Data to use:
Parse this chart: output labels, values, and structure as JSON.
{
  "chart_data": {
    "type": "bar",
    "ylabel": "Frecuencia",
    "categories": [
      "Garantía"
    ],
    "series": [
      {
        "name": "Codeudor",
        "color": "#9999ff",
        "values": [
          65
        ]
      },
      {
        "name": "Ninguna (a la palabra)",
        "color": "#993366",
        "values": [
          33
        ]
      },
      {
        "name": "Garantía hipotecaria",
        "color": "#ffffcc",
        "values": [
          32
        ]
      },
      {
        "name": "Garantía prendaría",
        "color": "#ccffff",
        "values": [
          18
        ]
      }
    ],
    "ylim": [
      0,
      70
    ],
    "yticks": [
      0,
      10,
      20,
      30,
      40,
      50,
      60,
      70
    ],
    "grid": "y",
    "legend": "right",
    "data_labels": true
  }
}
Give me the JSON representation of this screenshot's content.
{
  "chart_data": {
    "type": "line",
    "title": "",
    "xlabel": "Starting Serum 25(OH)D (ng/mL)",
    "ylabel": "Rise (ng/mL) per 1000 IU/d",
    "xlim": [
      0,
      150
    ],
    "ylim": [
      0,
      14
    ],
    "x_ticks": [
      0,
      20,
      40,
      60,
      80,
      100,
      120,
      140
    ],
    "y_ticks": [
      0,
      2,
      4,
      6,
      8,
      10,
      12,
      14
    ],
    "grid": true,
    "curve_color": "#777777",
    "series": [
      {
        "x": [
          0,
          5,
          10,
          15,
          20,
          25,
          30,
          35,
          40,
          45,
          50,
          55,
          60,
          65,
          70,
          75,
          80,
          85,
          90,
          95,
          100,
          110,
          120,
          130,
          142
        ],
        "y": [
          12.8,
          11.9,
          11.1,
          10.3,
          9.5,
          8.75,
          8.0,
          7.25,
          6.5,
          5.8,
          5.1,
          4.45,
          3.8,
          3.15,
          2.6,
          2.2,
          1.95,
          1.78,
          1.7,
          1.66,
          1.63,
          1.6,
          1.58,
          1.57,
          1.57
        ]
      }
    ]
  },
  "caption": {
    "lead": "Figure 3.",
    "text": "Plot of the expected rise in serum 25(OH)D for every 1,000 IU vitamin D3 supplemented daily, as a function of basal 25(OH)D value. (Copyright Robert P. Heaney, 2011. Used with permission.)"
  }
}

Instructions to follow: Look over the listing above. Pick out and copy every line that includes "Garantía".

Response to this exercise:
      "Garantía"
        "name": "Garantía hipotecaria",
        "name": "Garantía prendaría",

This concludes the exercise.